*Task brief:*
Read the records and gather each line that includes "Foundation".

====

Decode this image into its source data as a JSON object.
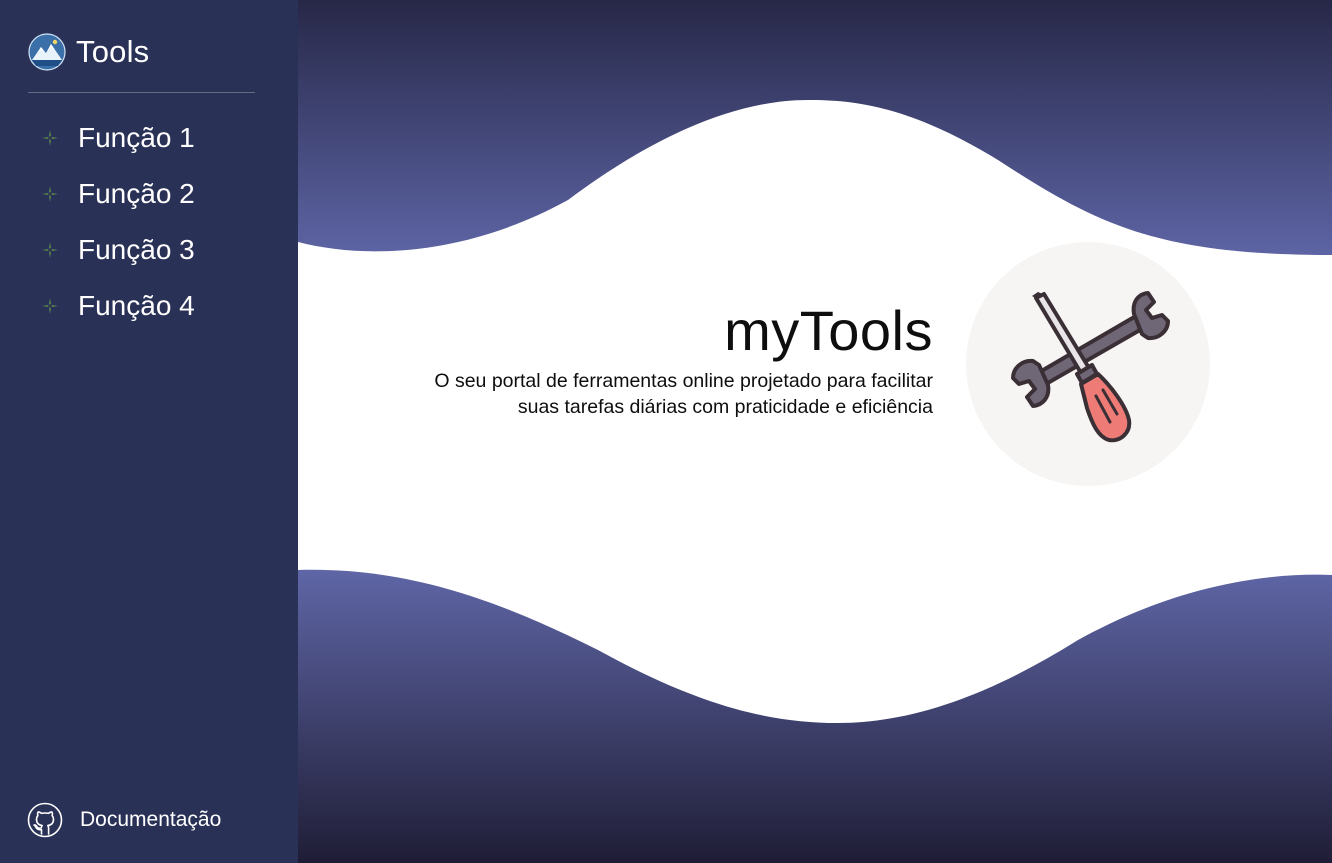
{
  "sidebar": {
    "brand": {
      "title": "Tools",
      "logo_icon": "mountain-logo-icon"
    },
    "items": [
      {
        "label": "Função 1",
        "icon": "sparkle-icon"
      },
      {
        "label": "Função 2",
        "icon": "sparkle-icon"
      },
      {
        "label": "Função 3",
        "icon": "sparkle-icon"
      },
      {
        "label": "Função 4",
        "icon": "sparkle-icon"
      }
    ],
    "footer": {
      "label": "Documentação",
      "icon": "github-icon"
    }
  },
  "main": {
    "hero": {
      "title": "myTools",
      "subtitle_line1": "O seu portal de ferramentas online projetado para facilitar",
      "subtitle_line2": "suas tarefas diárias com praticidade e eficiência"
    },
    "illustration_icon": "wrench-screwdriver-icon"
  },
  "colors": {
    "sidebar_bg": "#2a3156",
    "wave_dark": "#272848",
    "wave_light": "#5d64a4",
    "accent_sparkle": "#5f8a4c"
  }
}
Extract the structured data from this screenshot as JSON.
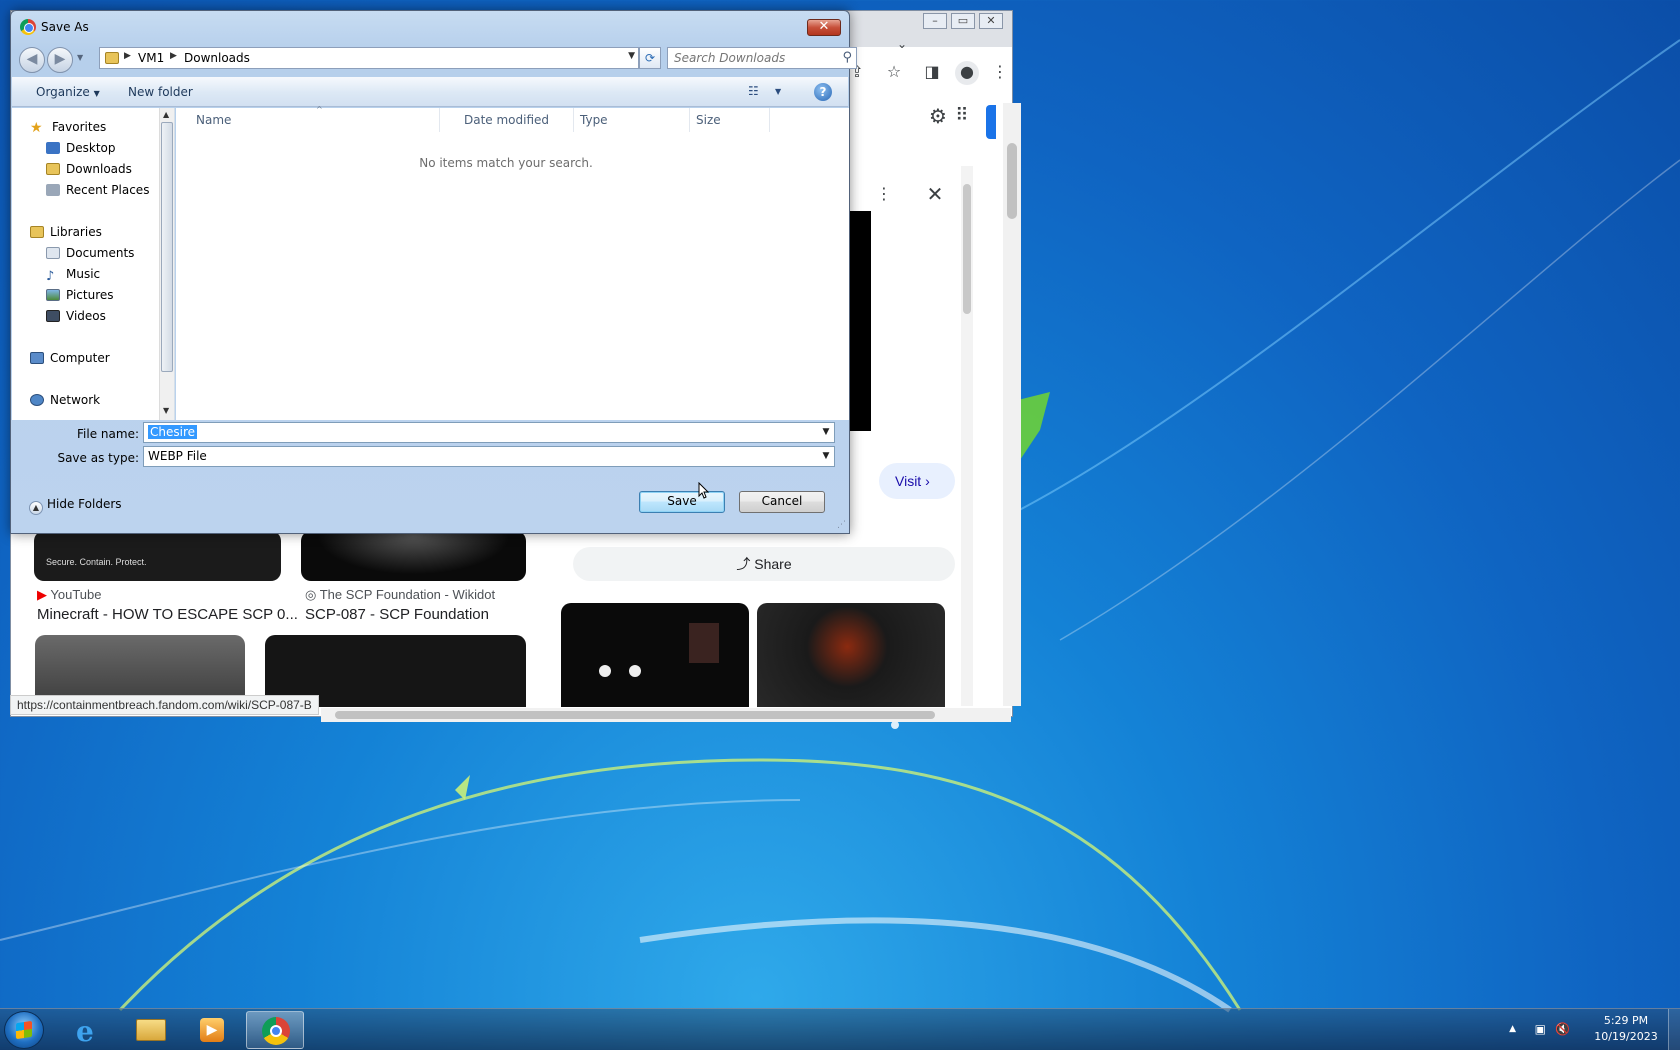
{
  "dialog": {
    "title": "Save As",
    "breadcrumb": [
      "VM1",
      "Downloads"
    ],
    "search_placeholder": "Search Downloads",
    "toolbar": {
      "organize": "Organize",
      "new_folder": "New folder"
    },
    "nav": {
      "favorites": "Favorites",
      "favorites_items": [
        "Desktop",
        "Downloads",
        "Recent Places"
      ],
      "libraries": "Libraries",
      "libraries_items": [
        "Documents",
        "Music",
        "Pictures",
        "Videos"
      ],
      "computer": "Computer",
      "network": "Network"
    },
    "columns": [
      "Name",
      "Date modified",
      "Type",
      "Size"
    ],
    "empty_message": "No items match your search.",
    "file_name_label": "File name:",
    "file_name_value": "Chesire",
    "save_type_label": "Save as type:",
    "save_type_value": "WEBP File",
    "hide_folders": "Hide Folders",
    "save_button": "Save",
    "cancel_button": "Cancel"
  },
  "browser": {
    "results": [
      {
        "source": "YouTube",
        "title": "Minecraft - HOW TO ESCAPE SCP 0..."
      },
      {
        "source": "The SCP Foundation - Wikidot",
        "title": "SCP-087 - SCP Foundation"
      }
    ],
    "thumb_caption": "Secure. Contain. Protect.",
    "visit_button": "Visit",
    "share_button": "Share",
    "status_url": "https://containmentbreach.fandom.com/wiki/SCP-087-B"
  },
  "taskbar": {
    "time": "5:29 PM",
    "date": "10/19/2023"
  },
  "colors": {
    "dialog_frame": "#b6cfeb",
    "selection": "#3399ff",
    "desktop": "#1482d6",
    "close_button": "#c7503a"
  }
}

====

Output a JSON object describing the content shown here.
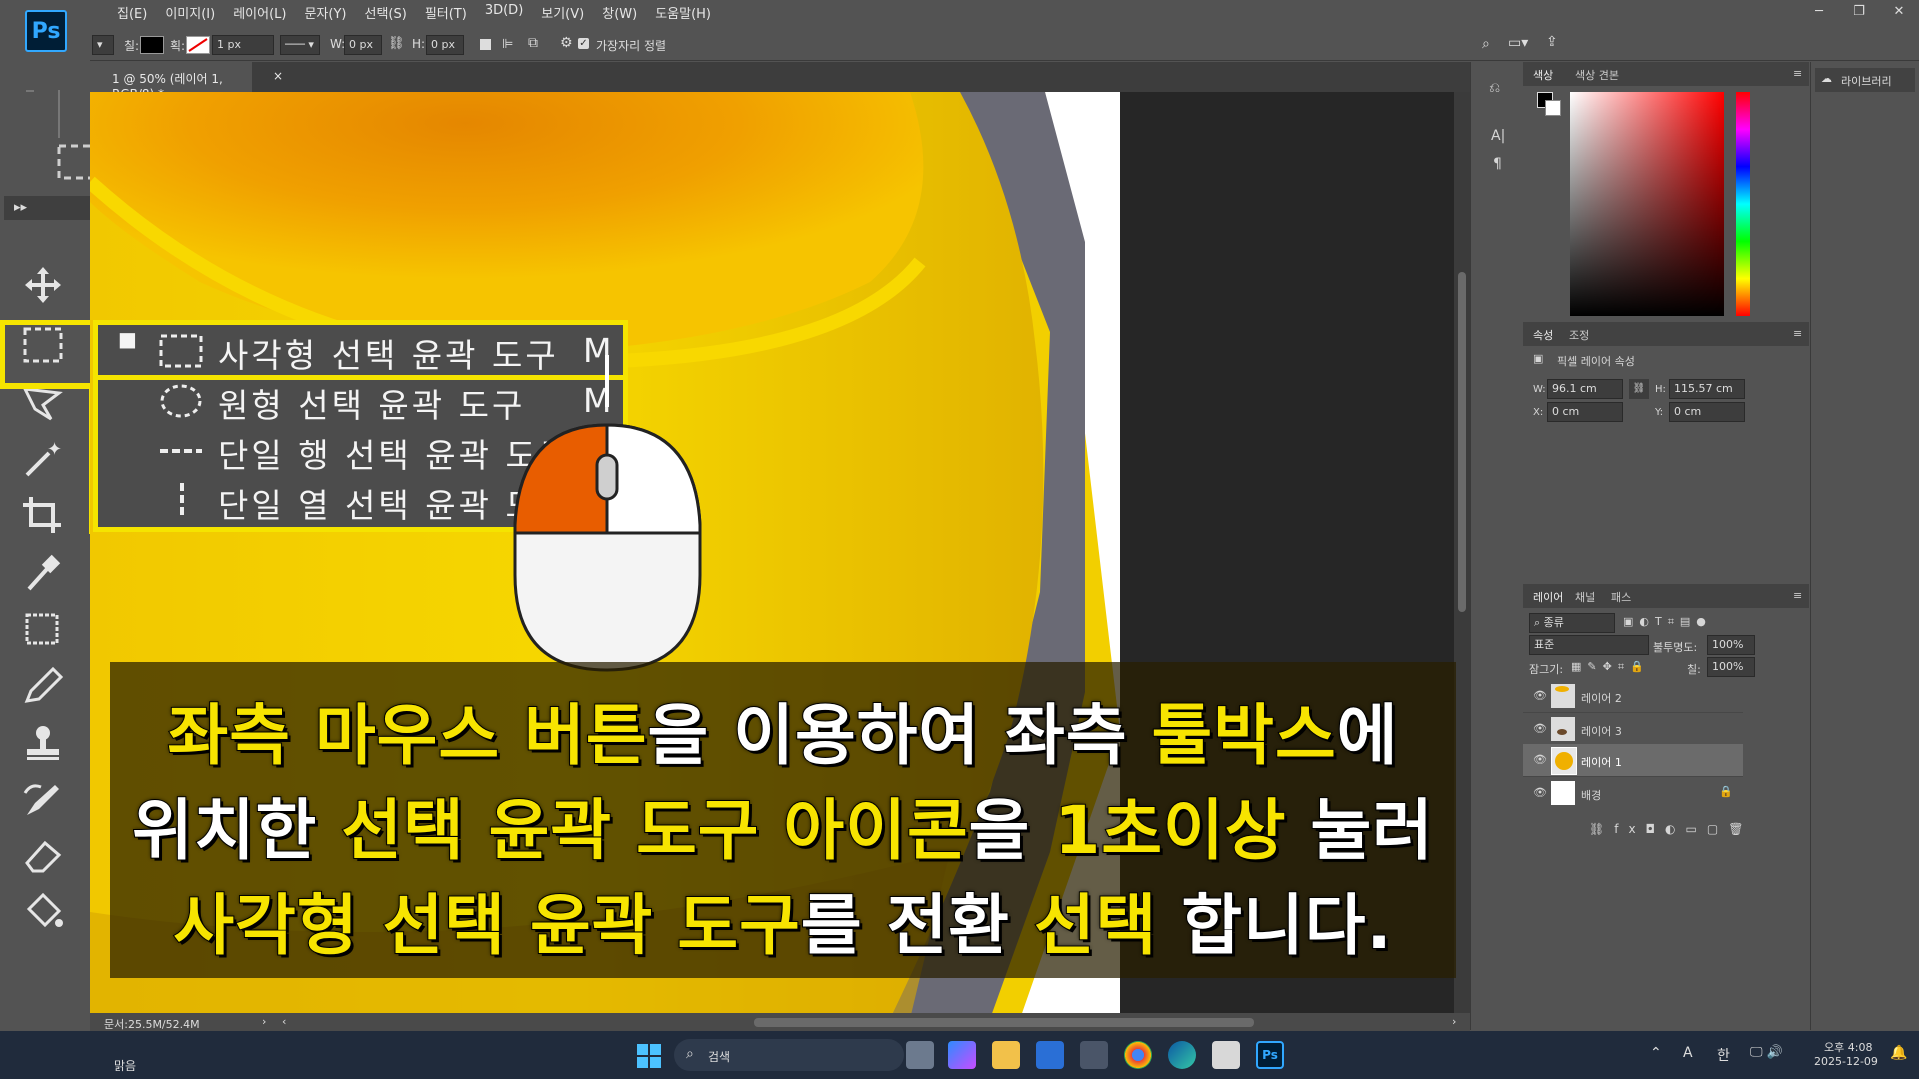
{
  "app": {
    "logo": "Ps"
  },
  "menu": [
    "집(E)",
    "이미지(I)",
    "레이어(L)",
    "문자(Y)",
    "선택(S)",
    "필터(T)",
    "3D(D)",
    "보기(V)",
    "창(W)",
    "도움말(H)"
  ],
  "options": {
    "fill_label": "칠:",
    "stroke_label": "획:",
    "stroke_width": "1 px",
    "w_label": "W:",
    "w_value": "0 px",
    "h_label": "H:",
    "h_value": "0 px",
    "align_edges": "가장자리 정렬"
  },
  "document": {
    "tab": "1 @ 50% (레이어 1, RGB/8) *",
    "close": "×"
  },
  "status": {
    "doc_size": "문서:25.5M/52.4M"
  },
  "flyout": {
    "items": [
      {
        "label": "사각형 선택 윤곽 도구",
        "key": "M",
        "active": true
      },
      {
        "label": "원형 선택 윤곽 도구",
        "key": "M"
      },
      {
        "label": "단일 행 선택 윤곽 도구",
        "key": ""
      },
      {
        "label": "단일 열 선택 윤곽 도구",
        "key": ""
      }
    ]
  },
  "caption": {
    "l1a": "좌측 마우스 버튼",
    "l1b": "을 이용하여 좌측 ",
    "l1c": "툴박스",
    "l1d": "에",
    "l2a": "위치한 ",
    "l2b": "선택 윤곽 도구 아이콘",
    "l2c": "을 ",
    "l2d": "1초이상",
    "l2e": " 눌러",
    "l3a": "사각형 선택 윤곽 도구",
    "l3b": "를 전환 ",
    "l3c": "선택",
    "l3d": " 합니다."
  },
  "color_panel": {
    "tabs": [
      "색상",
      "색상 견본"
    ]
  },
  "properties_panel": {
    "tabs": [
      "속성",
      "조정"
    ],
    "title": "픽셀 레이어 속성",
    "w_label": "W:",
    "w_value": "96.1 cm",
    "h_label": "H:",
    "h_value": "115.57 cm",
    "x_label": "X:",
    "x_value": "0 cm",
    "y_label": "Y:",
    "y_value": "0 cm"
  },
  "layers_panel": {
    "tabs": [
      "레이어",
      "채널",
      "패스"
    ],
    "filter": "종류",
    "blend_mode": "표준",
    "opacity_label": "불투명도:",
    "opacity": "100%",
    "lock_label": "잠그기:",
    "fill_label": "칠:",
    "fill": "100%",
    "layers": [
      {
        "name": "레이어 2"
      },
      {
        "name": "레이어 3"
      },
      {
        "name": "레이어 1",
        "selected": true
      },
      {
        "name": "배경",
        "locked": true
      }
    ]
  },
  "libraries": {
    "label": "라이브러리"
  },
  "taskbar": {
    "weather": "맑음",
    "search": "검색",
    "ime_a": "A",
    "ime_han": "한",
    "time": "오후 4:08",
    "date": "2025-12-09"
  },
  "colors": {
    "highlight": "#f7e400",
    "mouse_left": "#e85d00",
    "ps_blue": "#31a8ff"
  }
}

====

*Answer in full:*
        "source": "The SCP Foundation - Wikidot",
        "title": "SCP-087 - SCP Foundation"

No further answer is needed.